### Your instructions:
In the listing below, locate the lines that hold "tempo" and copy them.
## start Stored data
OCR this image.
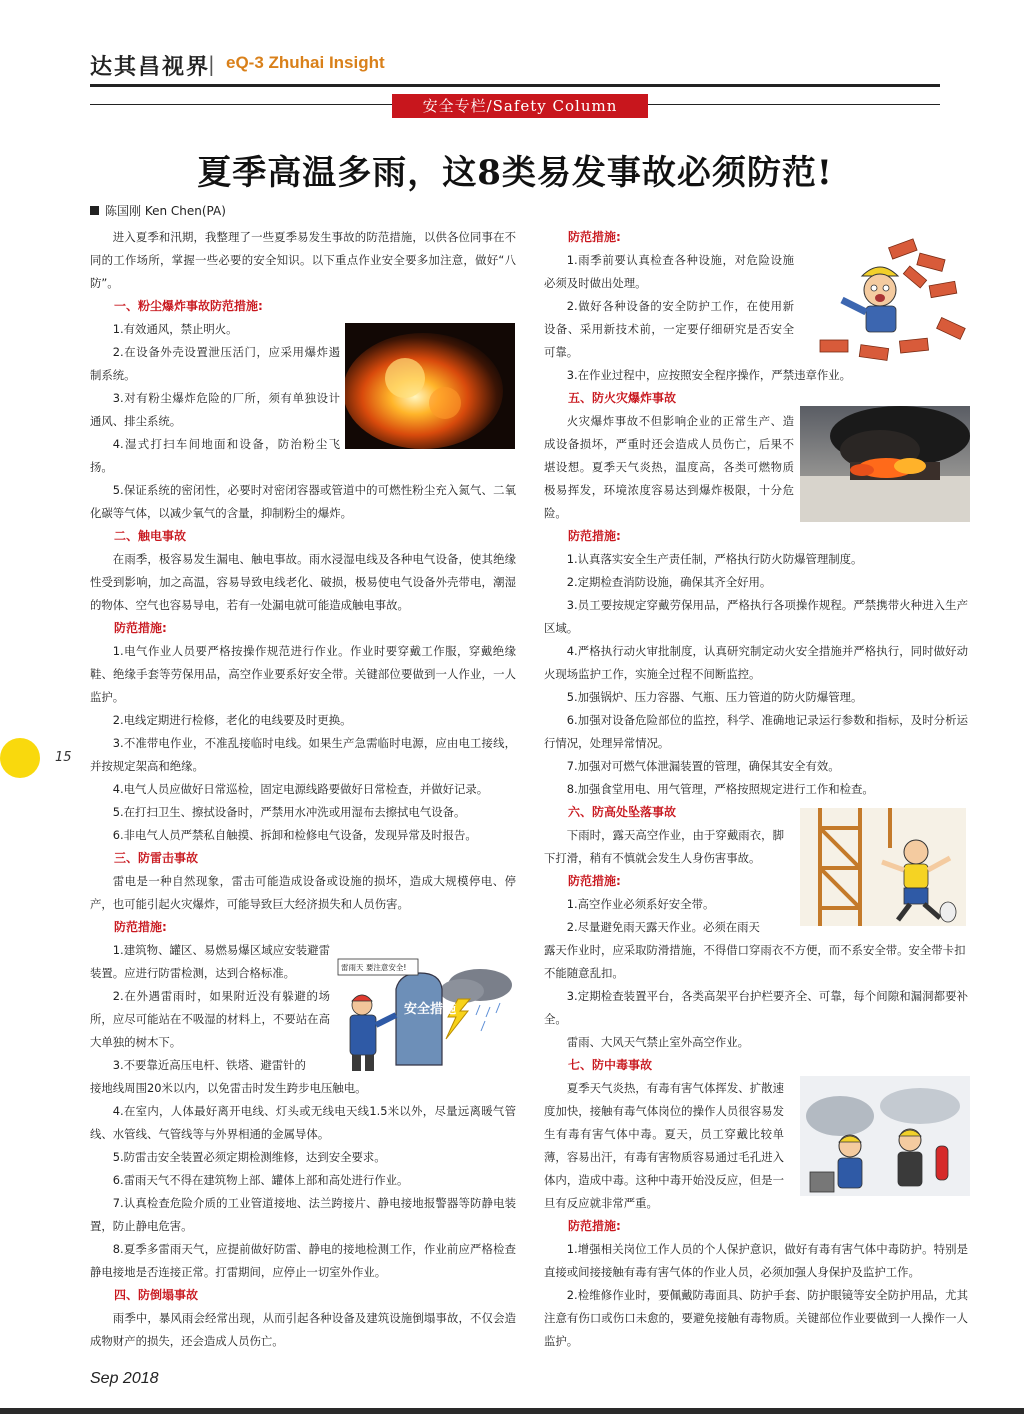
达其昌视界
| eQ-3 Zhuhai Insight
安全专栏/Safety Column
夏季高温多雨，这8类易发事故必须防范!
陈国刚 Ken Chen(PA)
进入夏季和汛期，我整理了一些夏季易发生事故的防范措施，以供各位同事在不同的工作场所，掌握一些必要的安全知识。以下重点作业安全要多加注意，做好“八防”。
一、粉尘爆炸事故防范措施:
1.有效通风，禁止明火。
2.在设备外壳设置泄压活门，应采用爆炸遏制系统。
3.对有粉尘爆炸危险的厂所，须有单独设计通风、排尘系统。
4.湿式打扫车间地面和设备，防治粉尘飞扬。
5.保证系统的密闭性，必要时对密闭容器或管道中的可燃性粉尘充入氮气、二氧化碳等气体，以减少氧气的含量，抑制粉尘的爆炸。
二、触电事故
在雨季，极容易发生漏电、触电事故。雨水浸湿电线及各种电气设备，使其绝缘性受到影响，加之高温，容易导致电线老化、破损，极易使电气设备外壳带电，潮湿的物体、空气也容易导电，若有一处漏电就可能造成触电事故。
防范措施:
1.电气作业人员要严格按操作规范进行作业。作业时要穿戴工作服，穿戴绝缘鞋、绝缘手套等劳保用品，高空作业要系好安全带。关键部位要做到一人作业，一人监护。
2.电线定期进行检修，老化的电线要及时更换。
3.不准带电作业，不准乱接临时电线。如果生产急需临时电源，应由电工接线，并按规定架高和绝缘。
4.电气人员应做好日常巡检，固定电源线路要做好日常检查，并做好记录。
5.在打扫卫生、擦拭设备时，严禁用水冲洗或用湿布去擦拭电气设备。
6.非电气人员严禁私自触摸、拆卸和检修电气设备，发现异常及时报告。
三、防雷击事故
雷电是一种自然现象，雷击可能造成设备或设施的损坏，造成大规模停电、停产，也可能引起火灾爆炸，可能导致巨大经济损失和人员伤害。
防范措施:
1.建筑物、罐区、易燃易爆区域应安装避雷装置。应进行防雷检测，达到合格标准。
2.在外遇雷雨时，如果附近没有躲避的场所，应尽可能站在不吸湿的材料上，不要站在高大单独的树木下。
3.不要靠近高压电杆、铁塔、避雷针的
接地线周围20米以内，以免雷击时发生跨步电压触电。
4.在室内，人体最好离开电线、灯头或无线电天线1.5米以外，尽量远离暖气管线、水管线、气管线等与外界相通的金属导体。
5.防雷击安全装置必须定期检测维修，达到安全要求。
6.雷雨天气不得在建筑物上部、罐体上部和高处进行作业。
7.认真检查危险介质的工业管道接地、法兰跨接片、静电接地报警器等防静电装置，防止静电危害。
8.夏季多雷雨天气，应提前做好防雷、静电的接地检测工作，作业前应严格检查静电接地是否连接正常。打雷期间，应停止一切室外作业。
四、防倒塌事故
雨季中，暴风雨会经常出现，从而引起各种设备及建筑设施倒塌事故，不仅会造成物财产的损失，还会造成人员伤亡。
防范措施:
1.雨季前要认真检查各种设施，对危险设施必须及时做出处理。
2.做好各种设备的安全防护工作，在使用新设备、采用新技术前，一定要仔细研究是否安全可靠。
3.在作业过程中，应按照安全程序操作，严禁违章作业。
五、防火灾爆炸事故
火灾爆炸事故不但影响企业的正常生产、造成设备损坏，严重时还会造成人员伤亡，后果不堪设想。夏季天气炎热，温度高，各类可燃物质极易挥发，环境浓度容易达到爆炸极限，十分危险。
防范措施:
1.认真落实安全生产责任制，严格执行防火防爆管理制度。
2.定期检查消防设施，确保其齐全好用。
3.员工要按规定穿戴劳保用品，严格执行各项操作规程。严禁携带火种进入生产区域。
4.严格执行动火审批制度，认真研究制定动火安全措施并严格执行，同时做好动火现场监护工作，实施全过程不间断监控。
5.加强锅炉、压力容器、气瓶、压力管道的防火防爆管理。
6.加强对设备危险部位的监控，科学、准确地记录运行参数和指标，及时分析运行情况，处理异常情况。
7.加强对可燃气体泄漏装置的管理，确保其安全有效。
8.加强食堂用电、用气管理，严格按照规定进行工作和检查。
六、防高处坠落事故
下雨时，露天高空作业，由于穿戴雨衣，脚下打滑，稍有不慎就会发生人身伤害事故。
防范措施:
1.高空作业必须系好安全带。
2.尽量避免雨天露天作业。必须在雨天
露天作业时，应采取防滑措施，不得借口穿雨衣不方便，而不系安全带。安全带卡扣不能随意乱扣。
3.定期检查装置平台，各类高架平台护栏要齐全、可靠，每个间隙和漏洞都要补全。
雷雨、大风天气禁止室外高空作业。
七、防中毒事故
夏季天气炎热，有毒有害气体挥发、扩散速度加快，接触有毒气体岗位的操作人员很容易发生有毒有害气体中毒。夏天，员工穿戴比较单薄，容易出汗，有毒有害物质容易通过毛孔进入体内，造成中毒。这种中毒开始没反应，但是一旦有反应就非常严重。
防范措施:
1.增强相关岗位工作人员的个人保护意识，做好有毒有害气体中毒防护。特别是直接或间接接触有毒有害气体的作业人员，必须加强人身保护及监护工作。
2.检维修作业时，要佩戴防毒面具、防护手套、防护眼镜等安全防护用品，尤其注意有伤口或伤口未愈的，要避免接触有毒物质。关键部位作业要做到一人操作一人监护。
安全措施
雷雨天 要注意安全!
15
Sep 2018
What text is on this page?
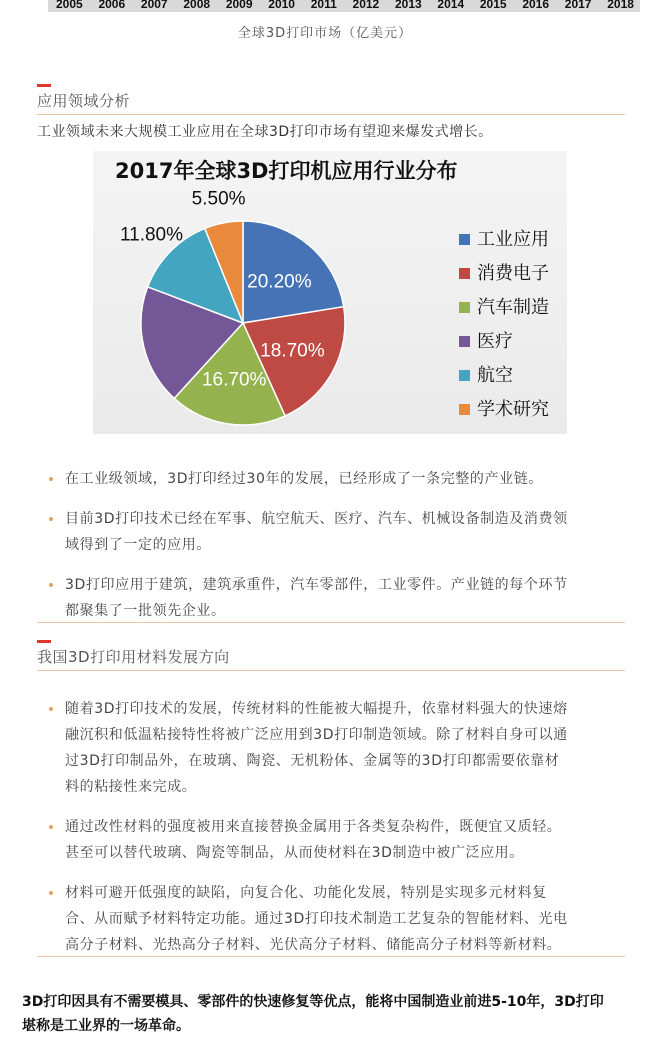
2005 2006 2007 2008 2009 2010 2011 2012 2013 2014 2015 2016 2017 2018
全球3D打印市场（亿美元）
应用领域分析
工业领域未来大规模工业应用在全球3D打印市场有望迎来爆发式增长。
2017年全球3D打印机应用行业分布
20.20%
18.70%
16.70%
11.80%
5.50%
工业应用
消费电子
汽车制造
医疗
航空
学术研究
在工业级领域，3D打印经过30年的发展，已经形成了一条完整的产业链。
目前3D打印技术已经在军事、航空航天、医疗、汽车、机械设备制造及消费领
域得到了一定的应用。
3D打印应用于建筑，建筑承重件，汽车零部件，工业零件。产业链的每个环节
都聚集了一批领先企业。
我国3D打印用材料发展方向
随着3D打印技术的发展，传统材料的性能被大幅提升，依靠材料强大的快速熔
融沉积和低温粘接特性将被广泛应用到3D打印制造领域。除了材料自身可以通
过3D打印制品外，在玻璃、陶瓷、无机粉体、金属等的3D打印都需要依靠材
料的粘接性来完成。
通过改性材料的强度被用来直接替换金属用于各类复杂构件，既便宜又质轻。
甚至可以替代玻璃、陶瓷等制品，从而使材料在3D制造中被广泛应用。
材料可避开低强度的缺陷，向复合化、功能化发展，特别是实现多元材料复
合、从而赋予材料特定功能。通过3D打印技术制造工艺复杂的智能材料、光电
高分子材料、光热高分子材料、光伏高分子材料、储能高分子材料等新材料。
3D打印因具有不需要模具、零部件的快速修复等优点，能将中国制造业前进5-10年，3D打印
堪称是工业界的一场革命。
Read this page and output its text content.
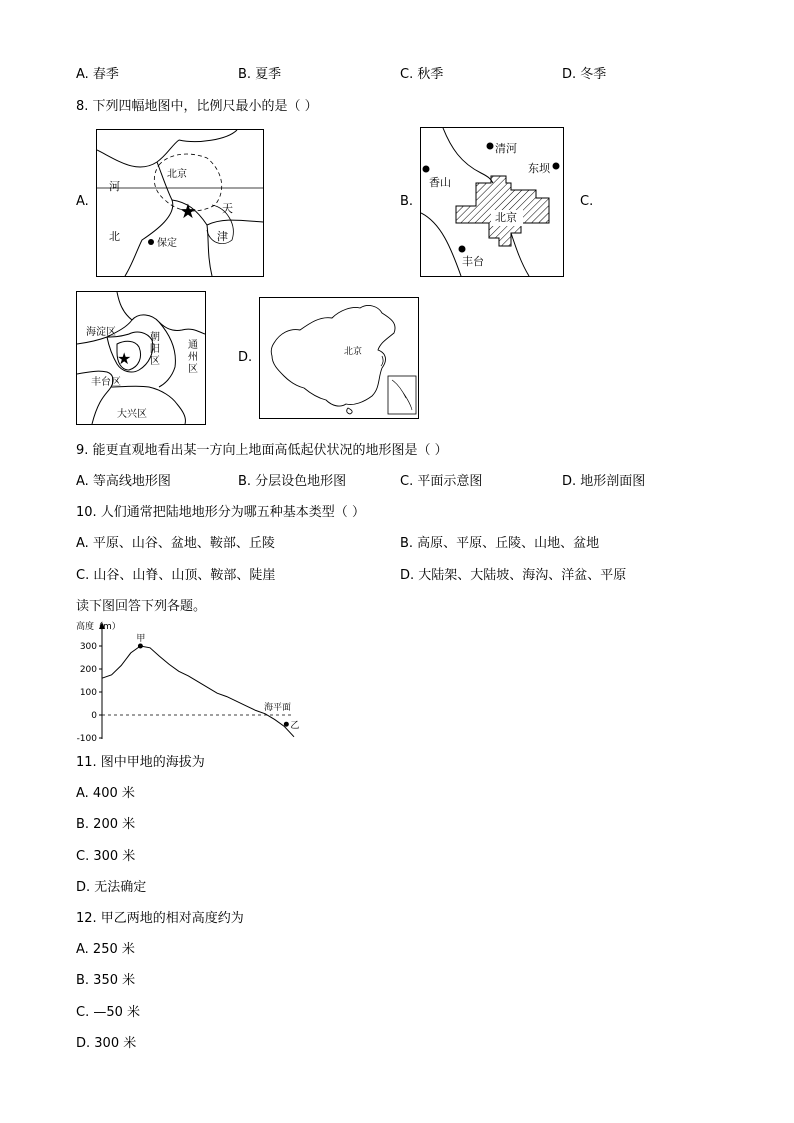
A. 春季	B. 夏季	C. 秋季	D. 冬季
8. 下列四幅地图中，比例尺最小的是（ ）
A.	★
北京
河
北
天
津
保定
B.
清河
东坝
香山
北京
丰台
C.
★
海淀区	朝
阳
区
通
州
区
丰台区
大兴区
D.	北京
9. 能更直观地看出某一方向上地面高低起伏状况的地形图是（ ）
A. 等高线地形图	B. 分层设色地形图	C. 平面示意图	D. 地形剖面图
10. 人们通常把陆地地形分为哪五种基本类型（ ）
A. 平原、山谷、盆地、鞍部、丘陵	B. 高原、平原、丘陵、山地、盆地
C. 山谷、山脊、山顶、鞍部、陡崖	D. 大陆架、大陆坡、海沟、洋盆、平原
读下图回答下列各题。
高度（m）
300
200
100
0
-100
海平面
甲
乙
11. 图中甲地的海拔为
A. 400 米
B. 200 米
C. 300 米
D. 无法确定
12. 甲乙两地的相对高度约为
A. 250 米
B. 350 米
C. —50 米
D. 300 米
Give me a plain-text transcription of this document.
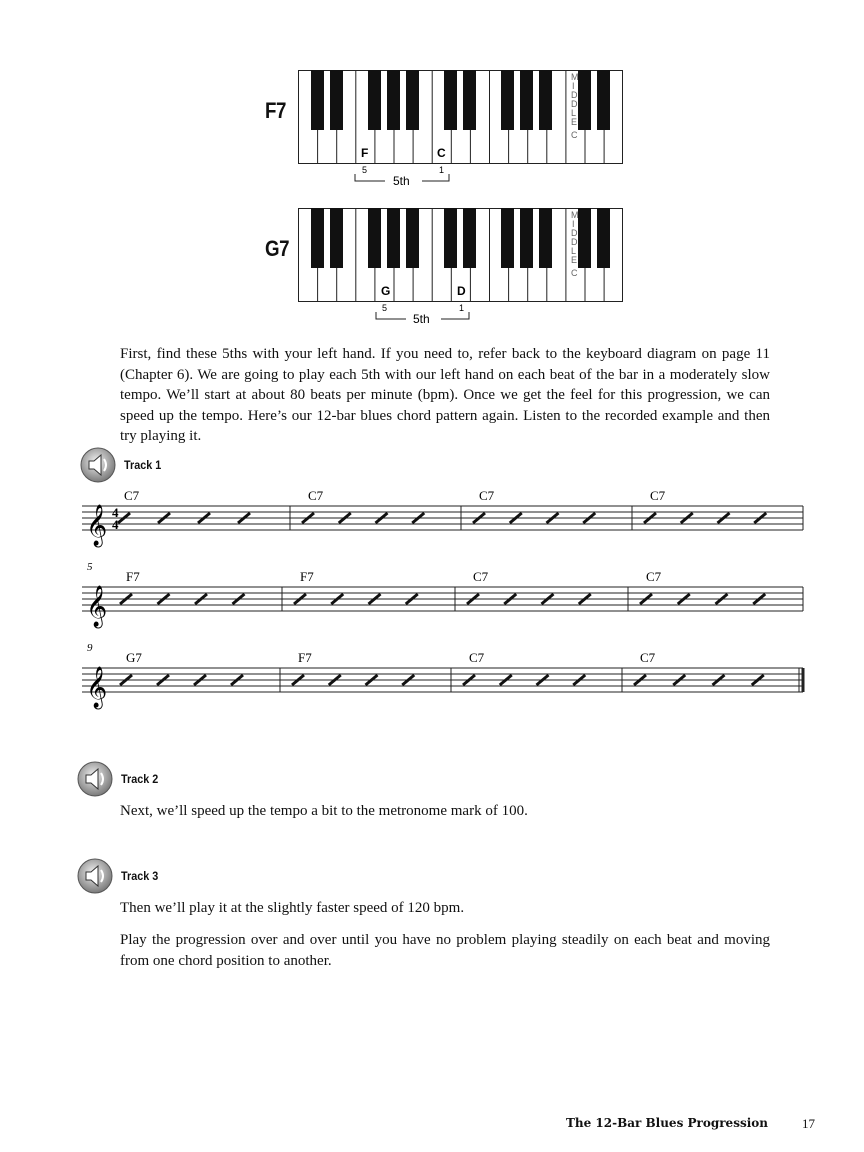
F7
M
I
D
D
L
E
C
F	C
5	1
5th
G7
M
I
D
D
L
E
C
G	D
5	1
5th

First, find these 5ths with your left hand. If you need to, refer back to the keyboard diagram on page 11 (Chapter 6). We are going to play each 5th with our left hand on each beat of the bar in a moderately slow tempo. We’ll start at about 80 beats per minute (bpm). Once we get the feel for this progression, we can speed up the tempo. Here’s our 12-bar blues chord pattern again. Listen to the recorded example and then try playing it.

Track 1
𝄞 4
4
C7	C7	C7	C7
𝄞
5
F7	F7	C7	C7
𝄞
9
G7	F7	C7	C7
Track 2

Next, we’ll speed up the tempo a bit to the metronome mark of 100.

Track 3

Then we’ll play it at the slightly faster speed of 120 bpm.

Play the progression over and over until you have no problem playing steadily on each beat and moving from one chord position to another.

The 12-Bar Blues Progression	17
## end Stored data
### Written response:
First, find these 5ths with your left hand. If you need to, refer back to the keyboard diagram on page 11 (Chapter 6). We are going to play each 5th with our left hand on each beat of the bar in a moderately slow tempo. We’ll start at about 80 beats per minute (bpm). Once we get the feel for this progression, we can speed up the tempo. Here’s our 12-bar blues chord pattern again. Listen to the recorded example and then try playing it.
Next, we’ll speed up the tempo a bit to the metronome mark of 100.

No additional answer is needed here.